Figure record extracts:
····················

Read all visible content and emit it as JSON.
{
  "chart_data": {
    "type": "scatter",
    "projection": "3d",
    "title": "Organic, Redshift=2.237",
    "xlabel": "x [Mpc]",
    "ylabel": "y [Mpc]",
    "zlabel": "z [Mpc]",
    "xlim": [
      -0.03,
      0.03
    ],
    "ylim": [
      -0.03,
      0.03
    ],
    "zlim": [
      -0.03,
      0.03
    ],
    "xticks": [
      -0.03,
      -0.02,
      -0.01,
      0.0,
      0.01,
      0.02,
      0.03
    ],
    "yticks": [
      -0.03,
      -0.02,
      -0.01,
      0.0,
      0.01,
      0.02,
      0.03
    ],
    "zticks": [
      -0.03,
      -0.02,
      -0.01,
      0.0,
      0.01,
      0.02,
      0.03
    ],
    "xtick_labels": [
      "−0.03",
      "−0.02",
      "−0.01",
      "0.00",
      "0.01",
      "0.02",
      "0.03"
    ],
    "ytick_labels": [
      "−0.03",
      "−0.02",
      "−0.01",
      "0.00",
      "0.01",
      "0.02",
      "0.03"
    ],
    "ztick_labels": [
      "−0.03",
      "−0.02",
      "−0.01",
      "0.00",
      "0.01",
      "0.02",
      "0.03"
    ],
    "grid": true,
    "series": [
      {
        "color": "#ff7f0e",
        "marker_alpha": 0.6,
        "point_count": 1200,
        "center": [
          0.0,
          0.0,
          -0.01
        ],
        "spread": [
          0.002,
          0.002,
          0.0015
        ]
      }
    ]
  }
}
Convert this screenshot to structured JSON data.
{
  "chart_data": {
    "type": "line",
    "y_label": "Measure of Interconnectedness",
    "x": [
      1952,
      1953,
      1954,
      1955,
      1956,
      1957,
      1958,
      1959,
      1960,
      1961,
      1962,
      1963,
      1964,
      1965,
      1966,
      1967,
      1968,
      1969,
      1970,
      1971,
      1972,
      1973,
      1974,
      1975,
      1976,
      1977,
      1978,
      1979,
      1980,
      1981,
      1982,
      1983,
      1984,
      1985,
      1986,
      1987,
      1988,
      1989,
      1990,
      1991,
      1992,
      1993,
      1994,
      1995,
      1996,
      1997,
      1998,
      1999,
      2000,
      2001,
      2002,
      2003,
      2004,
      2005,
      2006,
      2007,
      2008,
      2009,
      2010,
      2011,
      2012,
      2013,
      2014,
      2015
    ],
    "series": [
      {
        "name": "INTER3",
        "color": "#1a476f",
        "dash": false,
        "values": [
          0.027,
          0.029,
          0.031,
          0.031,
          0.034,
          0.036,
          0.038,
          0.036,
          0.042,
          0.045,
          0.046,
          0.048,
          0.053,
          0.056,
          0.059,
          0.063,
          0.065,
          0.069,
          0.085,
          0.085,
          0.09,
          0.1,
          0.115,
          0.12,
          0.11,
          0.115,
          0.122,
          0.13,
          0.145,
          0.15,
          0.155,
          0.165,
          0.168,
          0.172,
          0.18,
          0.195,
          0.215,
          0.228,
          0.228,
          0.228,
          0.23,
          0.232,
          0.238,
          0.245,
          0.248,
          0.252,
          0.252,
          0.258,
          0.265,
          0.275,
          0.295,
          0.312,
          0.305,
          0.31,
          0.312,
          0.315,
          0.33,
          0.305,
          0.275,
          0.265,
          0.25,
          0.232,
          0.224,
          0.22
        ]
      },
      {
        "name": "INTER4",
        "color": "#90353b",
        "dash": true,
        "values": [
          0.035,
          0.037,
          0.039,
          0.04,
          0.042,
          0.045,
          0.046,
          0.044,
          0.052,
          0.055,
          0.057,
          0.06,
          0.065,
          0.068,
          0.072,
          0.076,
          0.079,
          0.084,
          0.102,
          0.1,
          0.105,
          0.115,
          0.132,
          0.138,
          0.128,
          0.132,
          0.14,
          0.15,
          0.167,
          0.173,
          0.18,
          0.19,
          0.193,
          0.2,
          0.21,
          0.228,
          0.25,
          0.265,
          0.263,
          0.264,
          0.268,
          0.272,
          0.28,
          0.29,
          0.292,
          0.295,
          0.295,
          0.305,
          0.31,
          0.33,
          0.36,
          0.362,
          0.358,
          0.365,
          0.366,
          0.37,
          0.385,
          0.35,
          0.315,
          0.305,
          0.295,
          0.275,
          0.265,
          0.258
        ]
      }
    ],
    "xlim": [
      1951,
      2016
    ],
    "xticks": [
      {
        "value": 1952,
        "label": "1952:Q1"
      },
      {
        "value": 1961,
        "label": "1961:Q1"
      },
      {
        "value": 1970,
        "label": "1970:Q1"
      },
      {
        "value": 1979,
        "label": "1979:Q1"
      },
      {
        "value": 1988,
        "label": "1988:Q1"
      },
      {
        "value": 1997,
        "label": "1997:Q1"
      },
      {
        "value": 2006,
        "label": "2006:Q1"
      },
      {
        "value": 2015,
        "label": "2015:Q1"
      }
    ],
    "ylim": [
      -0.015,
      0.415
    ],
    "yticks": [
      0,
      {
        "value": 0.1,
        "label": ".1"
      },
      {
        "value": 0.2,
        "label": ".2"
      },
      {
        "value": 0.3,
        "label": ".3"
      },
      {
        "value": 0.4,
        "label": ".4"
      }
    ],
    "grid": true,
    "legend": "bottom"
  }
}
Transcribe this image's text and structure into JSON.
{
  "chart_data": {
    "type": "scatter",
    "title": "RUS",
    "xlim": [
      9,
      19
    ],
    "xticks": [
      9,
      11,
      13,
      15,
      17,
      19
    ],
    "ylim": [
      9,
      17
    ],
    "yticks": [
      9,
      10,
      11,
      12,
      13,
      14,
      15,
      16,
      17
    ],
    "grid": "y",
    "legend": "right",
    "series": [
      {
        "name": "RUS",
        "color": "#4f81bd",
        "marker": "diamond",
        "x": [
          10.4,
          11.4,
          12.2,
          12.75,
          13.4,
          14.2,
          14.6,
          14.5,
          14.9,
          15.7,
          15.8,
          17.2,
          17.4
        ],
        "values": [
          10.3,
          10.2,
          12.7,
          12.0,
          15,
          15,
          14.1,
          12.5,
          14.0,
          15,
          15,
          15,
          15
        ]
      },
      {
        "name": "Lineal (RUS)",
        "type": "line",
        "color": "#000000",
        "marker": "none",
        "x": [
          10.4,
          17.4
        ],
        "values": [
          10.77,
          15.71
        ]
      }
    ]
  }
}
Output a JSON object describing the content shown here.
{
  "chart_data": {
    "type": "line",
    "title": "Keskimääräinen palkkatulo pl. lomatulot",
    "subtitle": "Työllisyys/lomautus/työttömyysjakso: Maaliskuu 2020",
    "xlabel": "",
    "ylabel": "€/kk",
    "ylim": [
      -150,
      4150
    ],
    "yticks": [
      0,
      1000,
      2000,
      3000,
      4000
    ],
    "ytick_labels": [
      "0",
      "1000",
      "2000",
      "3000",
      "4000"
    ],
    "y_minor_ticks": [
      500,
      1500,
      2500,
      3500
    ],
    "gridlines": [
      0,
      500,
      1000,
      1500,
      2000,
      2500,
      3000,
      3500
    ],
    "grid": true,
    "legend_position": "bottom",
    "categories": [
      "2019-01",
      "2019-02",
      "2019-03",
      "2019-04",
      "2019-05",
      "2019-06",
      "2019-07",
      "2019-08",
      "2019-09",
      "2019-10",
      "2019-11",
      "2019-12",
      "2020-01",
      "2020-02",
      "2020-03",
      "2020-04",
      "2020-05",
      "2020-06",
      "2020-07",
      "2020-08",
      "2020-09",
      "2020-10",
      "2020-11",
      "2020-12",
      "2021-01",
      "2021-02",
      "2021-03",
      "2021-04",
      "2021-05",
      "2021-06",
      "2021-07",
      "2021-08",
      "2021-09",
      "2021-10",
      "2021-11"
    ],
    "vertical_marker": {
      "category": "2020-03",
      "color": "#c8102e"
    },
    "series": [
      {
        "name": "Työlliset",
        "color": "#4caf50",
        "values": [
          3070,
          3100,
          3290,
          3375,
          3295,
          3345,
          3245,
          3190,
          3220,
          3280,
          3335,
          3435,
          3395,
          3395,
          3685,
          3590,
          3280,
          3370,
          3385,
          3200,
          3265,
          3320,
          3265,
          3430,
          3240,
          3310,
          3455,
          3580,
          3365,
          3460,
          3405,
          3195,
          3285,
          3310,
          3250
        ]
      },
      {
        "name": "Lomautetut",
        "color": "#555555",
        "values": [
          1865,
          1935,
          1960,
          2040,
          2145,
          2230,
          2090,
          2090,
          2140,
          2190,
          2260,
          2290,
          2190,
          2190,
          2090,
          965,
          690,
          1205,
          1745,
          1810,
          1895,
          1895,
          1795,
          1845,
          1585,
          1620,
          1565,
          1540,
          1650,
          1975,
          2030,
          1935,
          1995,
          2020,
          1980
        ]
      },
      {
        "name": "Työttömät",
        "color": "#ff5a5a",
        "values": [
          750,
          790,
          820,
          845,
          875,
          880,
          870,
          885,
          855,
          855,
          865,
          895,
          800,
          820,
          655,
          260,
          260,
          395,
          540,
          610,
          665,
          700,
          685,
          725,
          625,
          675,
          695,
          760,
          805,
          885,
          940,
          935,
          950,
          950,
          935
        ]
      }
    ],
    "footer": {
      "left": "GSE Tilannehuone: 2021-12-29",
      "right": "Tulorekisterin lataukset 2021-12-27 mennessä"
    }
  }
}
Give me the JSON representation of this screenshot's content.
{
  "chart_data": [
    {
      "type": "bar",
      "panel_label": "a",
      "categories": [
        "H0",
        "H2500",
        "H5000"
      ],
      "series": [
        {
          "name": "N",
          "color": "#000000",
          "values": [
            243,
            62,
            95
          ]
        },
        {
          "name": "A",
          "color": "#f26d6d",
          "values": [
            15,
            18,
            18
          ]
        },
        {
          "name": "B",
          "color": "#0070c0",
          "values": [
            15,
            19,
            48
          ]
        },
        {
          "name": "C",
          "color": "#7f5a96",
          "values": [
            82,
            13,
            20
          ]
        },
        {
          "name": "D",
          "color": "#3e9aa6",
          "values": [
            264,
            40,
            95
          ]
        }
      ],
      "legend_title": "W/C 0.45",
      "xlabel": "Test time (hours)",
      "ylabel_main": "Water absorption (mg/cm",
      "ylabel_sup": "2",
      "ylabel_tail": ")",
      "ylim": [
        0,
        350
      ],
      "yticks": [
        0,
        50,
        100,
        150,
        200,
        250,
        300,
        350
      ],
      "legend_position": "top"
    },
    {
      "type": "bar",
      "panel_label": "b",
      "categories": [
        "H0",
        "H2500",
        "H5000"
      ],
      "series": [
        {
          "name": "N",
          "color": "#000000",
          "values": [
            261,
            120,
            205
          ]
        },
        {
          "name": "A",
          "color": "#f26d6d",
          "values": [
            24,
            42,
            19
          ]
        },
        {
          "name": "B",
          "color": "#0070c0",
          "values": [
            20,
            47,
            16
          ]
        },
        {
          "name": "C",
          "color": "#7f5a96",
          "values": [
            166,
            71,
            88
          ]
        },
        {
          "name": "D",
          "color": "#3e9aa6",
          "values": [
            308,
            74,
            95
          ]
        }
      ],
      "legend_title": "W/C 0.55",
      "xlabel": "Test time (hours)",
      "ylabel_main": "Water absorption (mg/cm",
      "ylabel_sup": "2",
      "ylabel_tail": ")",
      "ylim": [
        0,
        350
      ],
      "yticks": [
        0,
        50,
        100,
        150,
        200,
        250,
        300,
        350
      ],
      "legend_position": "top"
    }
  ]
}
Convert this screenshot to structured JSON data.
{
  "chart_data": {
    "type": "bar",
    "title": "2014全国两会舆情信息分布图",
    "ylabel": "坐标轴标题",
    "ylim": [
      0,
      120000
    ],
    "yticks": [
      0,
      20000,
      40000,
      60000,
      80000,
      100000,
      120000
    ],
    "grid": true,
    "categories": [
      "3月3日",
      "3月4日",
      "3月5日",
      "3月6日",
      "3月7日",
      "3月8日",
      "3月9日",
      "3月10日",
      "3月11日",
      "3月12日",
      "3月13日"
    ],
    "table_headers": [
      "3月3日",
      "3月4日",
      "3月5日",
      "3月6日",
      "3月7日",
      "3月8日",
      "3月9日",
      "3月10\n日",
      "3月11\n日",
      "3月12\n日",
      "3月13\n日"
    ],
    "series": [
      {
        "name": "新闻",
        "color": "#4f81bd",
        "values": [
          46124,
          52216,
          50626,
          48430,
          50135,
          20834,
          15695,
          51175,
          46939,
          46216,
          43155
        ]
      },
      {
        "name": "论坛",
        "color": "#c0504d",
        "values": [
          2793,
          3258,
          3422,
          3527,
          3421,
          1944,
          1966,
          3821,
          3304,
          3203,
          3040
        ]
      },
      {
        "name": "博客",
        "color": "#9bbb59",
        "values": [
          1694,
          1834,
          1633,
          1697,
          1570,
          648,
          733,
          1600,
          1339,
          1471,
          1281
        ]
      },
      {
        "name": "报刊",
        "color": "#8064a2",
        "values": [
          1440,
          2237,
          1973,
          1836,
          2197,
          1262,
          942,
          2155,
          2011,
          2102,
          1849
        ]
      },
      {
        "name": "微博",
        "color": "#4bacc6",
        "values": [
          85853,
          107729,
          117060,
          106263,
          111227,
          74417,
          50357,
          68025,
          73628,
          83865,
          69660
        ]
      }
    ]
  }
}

····················

**YOUR TASK:** Lines that hold the word "this" are the ones to return, every one of them.

**SOLUTION:**
Convert this screenshot to structured JSON data.
Transcribe this image's text and structure into JSON.
Give me the JSON representation of this screenshot's content.
Convert this screenshot to structured JSON data.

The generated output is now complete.